>>>

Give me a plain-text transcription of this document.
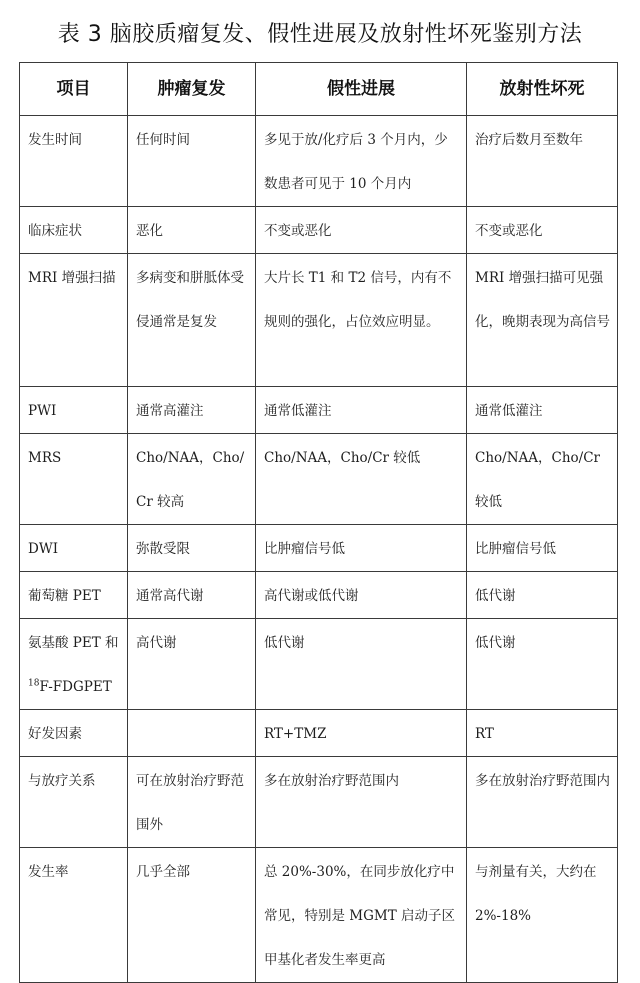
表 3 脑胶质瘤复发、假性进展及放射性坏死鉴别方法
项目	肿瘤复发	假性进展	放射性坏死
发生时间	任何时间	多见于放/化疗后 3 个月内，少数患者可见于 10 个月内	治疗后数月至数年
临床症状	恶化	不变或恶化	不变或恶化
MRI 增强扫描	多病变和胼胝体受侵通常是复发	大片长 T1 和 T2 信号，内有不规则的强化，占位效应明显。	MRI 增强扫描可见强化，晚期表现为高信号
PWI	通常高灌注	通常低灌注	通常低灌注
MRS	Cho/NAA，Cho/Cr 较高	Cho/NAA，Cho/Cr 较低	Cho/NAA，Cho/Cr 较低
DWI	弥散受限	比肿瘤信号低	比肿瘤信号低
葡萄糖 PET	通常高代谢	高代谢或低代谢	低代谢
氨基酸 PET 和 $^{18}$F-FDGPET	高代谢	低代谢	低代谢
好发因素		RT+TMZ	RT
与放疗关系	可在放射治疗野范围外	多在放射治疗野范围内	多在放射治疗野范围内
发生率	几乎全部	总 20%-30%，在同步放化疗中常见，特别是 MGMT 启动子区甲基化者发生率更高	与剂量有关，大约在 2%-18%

<<<
>>>

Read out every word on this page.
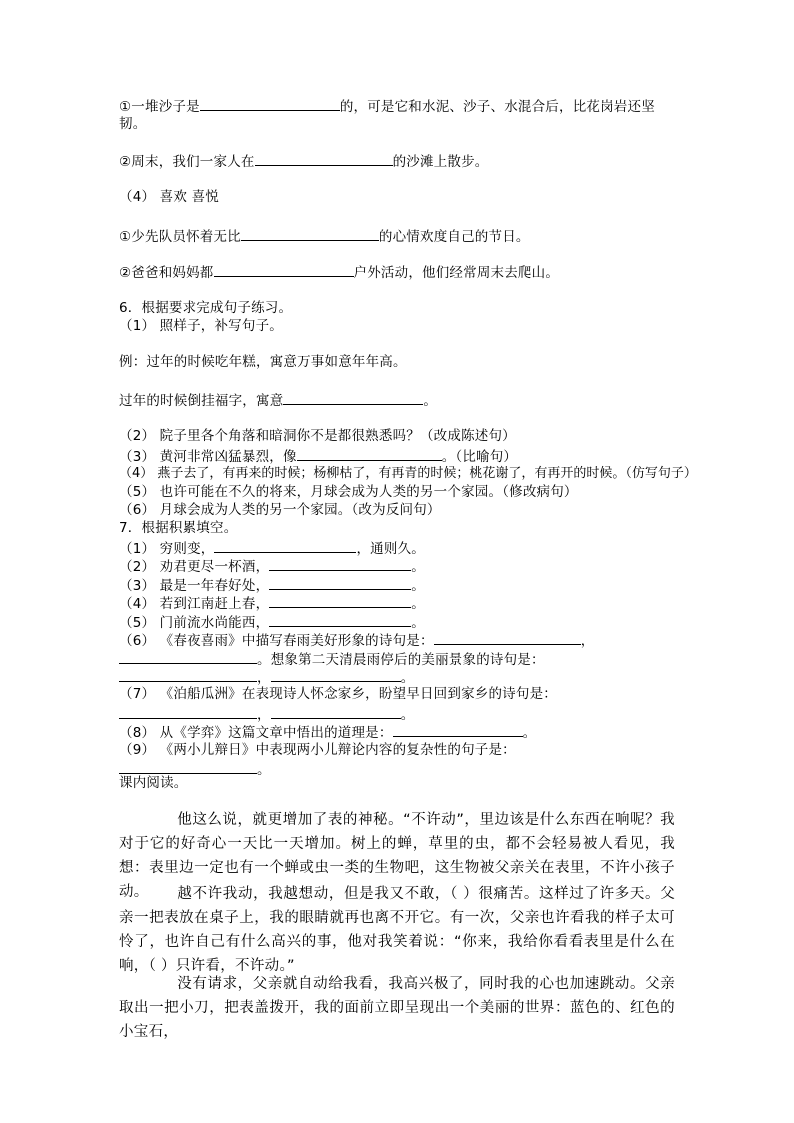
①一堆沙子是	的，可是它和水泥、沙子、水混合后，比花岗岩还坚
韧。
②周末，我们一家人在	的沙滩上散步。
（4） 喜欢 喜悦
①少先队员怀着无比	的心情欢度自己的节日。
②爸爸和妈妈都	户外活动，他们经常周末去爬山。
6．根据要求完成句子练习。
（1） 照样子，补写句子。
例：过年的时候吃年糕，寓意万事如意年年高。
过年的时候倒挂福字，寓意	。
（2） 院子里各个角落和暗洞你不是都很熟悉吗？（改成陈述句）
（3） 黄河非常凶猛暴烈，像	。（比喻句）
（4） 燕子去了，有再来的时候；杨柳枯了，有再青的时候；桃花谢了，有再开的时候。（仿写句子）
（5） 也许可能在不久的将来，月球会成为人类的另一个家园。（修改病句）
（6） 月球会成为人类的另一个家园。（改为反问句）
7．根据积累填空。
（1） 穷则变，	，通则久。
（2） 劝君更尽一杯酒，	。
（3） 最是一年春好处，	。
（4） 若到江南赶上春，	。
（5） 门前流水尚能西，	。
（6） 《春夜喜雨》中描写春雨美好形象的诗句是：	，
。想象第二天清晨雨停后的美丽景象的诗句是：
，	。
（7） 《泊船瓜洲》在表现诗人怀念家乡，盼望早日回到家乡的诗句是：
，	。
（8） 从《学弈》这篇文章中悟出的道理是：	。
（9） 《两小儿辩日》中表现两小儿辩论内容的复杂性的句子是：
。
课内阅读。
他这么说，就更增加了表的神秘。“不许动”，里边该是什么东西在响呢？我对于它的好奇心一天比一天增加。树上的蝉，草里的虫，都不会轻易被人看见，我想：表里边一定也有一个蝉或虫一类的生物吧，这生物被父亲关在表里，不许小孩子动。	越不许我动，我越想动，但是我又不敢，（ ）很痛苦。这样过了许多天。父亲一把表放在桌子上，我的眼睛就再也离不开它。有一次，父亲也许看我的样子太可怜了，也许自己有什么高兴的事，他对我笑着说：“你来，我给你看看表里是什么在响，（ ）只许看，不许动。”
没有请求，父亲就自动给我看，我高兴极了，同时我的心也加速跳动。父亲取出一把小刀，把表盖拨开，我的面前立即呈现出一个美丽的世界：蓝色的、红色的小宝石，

<<<

• [PROBLEM TO SOLVE] Leave out every line without the string "月球会成为人类的另一个家园" and copy the rest.

• [ANSWER FOR THE TASK]
（5） 也许可能在不久的将来，月球会成为人类的另一个家园。（修改病句）
（6） 月球会成为人类的另一个家园。（改为反问句）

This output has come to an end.